== WHAT IS REQUIRED ==
Check each line of the records for "JSON"; collect those that have it.

== DATA RECORDS ==
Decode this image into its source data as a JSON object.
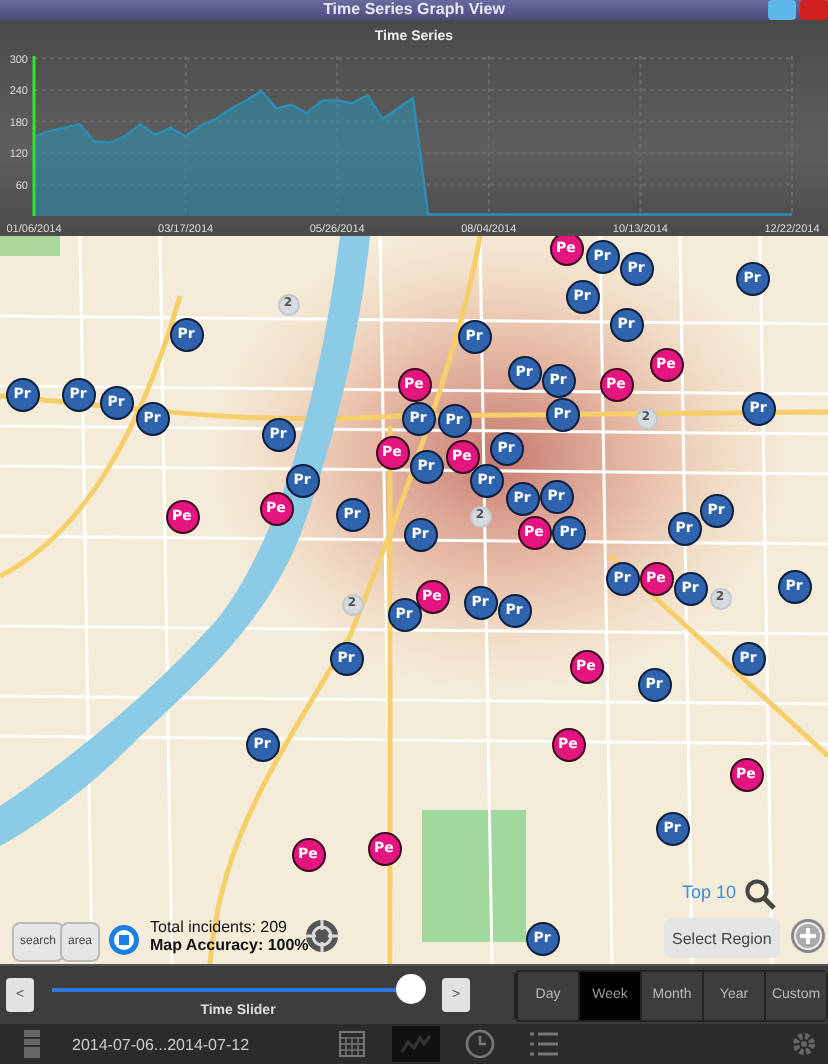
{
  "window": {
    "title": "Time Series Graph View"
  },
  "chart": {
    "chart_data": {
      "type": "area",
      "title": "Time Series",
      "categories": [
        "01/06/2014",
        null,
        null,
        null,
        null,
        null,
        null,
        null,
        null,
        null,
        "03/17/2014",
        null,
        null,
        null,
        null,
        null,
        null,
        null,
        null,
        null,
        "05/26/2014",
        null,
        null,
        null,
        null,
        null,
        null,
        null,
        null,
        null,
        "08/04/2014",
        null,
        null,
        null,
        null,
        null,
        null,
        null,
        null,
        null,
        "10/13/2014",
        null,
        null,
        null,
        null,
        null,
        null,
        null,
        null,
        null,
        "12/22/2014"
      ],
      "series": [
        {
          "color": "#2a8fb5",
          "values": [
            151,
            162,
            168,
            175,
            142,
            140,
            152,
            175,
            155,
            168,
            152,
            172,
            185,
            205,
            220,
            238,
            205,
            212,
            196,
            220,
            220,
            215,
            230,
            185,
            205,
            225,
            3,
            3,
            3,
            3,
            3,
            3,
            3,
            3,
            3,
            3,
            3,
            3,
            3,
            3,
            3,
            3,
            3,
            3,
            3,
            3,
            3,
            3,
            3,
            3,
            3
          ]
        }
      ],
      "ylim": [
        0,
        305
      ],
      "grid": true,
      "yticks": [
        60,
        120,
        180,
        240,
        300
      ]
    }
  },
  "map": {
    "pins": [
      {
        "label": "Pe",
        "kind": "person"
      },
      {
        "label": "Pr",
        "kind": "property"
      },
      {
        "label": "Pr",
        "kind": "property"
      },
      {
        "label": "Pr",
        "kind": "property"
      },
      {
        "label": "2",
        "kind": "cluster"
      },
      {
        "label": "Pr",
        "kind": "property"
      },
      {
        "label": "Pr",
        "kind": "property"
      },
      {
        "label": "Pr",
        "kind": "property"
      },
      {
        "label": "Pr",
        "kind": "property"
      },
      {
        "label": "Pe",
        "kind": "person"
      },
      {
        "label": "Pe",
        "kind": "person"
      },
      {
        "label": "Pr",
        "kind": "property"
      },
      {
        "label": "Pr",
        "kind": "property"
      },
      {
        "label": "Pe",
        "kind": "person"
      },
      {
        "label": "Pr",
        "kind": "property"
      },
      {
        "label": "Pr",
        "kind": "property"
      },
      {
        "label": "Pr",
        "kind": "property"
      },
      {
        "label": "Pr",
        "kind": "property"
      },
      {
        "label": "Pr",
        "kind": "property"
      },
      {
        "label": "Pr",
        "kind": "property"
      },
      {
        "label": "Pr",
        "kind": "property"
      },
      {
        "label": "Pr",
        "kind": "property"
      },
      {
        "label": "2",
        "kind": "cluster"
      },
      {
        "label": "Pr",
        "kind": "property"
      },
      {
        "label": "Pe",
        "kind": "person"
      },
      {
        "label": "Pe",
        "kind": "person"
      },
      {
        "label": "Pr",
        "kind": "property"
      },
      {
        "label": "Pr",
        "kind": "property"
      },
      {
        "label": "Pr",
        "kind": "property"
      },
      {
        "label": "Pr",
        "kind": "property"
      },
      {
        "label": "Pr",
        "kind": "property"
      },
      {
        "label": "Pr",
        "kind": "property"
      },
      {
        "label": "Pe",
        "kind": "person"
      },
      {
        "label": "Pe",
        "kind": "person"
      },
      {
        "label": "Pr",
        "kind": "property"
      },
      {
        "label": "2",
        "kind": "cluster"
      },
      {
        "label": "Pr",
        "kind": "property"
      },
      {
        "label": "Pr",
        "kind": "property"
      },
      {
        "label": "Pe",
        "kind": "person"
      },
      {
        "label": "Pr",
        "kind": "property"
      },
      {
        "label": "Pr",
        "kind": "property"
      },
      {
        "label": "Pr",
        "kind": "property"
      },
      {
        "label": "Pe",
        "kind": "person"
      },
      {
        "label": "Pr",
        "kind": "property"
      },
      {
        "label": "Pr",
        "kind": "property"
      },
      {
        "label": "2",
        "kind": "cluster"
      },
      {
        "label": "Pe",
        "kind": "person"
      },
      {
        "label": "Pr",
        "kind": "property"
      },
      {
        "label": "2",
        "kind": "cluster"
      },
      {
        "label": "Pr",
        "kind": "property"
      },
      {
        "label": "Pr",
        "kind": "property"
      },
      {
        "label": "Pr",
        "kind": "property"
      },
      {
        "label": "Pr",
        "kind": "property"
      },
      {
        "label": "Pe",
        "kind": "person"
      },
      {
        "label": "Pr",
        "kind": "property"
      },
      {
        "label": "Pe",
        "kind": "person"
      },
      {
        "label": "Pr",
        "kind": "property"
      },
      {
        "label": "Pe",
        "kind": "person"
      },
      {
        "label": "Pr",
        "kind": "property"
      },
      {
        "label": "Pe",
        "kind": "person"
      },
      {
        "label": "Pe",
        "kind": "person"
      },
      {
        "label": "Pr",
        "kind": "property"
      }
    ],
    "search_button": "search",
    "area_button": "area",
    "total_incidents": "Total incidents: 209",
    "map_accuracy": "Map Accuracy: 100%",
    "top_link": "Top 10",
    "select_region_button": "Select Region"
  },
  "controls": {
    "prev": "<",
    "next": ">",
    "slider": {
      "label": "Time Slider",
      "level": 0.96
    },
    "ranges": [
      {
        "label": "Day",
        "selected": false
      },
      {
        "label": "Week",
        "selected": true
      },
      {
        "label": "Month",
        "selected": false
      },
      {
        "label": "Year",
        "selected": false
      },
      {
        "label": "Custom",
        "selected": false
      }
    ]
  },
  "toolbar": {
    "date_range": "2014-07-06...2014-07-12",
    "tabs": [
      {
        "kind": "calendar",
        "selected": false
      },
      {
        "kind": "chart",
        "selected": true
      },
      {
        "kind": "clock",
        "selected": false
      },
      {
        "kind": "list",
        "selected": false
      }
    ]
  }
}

* * *

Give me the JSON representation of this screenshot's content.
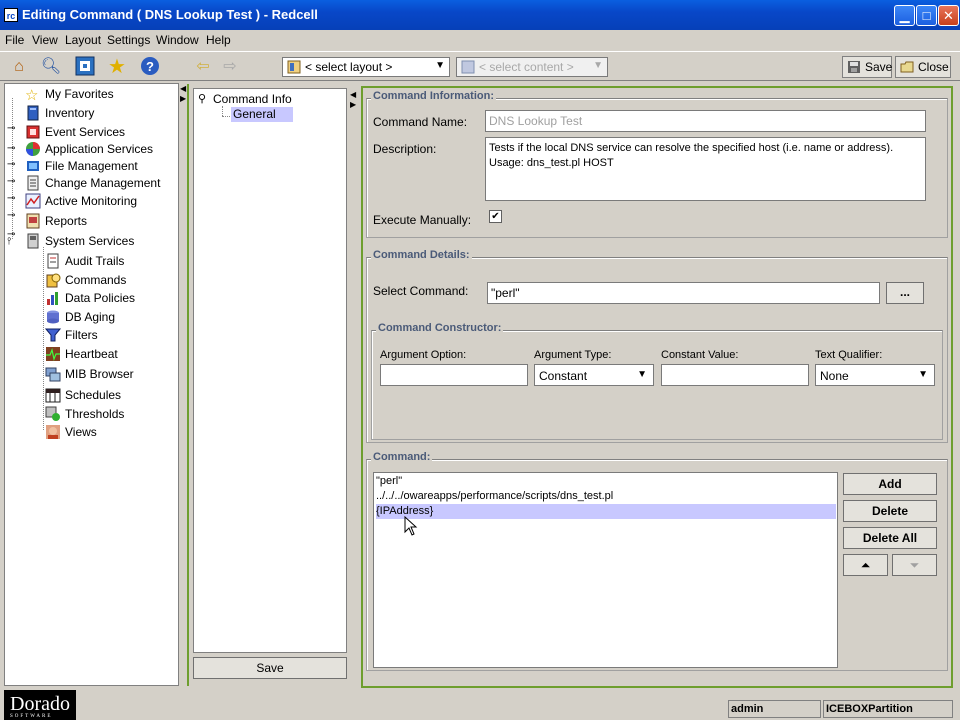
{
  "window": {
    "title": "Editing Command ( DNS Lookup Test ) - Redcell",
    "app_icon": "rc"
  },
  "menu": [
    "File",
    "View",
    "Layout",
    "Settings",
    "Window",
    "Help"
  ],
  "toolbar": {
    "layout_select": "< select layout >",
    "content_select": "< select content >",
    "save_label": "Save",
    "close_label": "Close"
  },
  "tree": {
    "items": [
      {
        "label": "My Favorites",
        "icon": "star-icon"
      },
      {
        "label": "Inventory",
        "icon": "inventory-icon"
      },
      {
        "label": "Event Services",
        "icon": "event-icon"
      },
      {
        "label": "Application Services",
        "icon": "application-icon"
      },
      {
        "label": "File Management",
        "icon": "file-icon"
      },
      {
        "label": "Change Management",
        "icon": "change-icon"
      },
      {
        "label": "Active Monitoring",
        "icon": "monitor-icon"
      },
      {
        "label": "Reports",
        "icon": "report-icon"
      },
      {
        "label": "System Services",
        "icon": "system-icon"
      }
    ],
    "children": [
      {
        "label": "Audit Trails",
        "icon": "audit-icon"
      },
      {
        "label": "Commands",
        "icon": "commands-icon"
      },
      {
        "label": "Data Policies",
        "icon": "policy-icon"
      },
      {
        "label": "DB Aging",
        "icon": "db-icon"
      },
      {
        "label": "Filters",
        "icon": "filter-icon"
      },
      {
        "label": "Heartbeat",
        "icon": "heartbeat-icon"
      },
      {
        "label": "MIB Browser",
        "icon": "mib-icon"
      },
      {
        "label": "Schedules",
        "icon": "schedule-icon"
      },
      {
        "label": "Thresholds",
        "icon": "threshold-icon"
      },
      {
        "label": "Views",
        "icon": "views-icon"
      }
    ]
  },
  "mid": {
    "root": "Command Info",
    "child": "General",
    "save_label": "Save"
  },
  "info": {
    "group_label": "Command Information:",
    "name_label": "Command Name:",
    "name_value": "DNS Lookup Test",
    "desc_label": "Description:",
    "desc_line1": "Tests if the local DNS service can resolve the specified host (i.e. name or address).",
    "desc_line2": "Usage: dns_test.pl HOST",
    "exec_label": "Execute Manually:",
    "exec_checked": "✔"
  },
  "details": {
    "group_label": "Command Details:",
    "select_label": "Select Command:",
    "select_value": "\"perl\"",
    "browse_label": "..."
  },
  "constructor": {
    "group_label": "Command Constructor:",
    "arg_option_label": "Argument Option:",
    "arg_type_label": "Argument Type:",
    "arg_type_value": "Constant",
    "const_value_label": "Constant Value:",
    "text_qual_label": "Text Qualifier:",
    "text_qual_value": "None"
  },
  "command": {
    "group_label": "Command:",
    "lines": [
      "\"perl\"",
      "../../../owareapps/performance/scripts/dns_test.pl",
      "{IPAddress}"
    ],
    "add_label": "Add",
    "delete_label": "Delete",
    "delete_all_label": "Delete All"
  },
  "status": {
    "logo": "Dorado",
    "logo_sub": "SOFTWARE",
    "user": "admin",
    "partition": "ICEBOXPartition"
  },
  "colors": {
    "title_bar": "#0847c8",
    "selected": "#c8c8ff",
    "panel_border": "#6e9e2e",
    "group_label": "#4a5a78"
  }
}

== FULL OUTPUT ==
Decode this image into its source data as a JSON object.
Give me the JSON representation of this screenshot's content.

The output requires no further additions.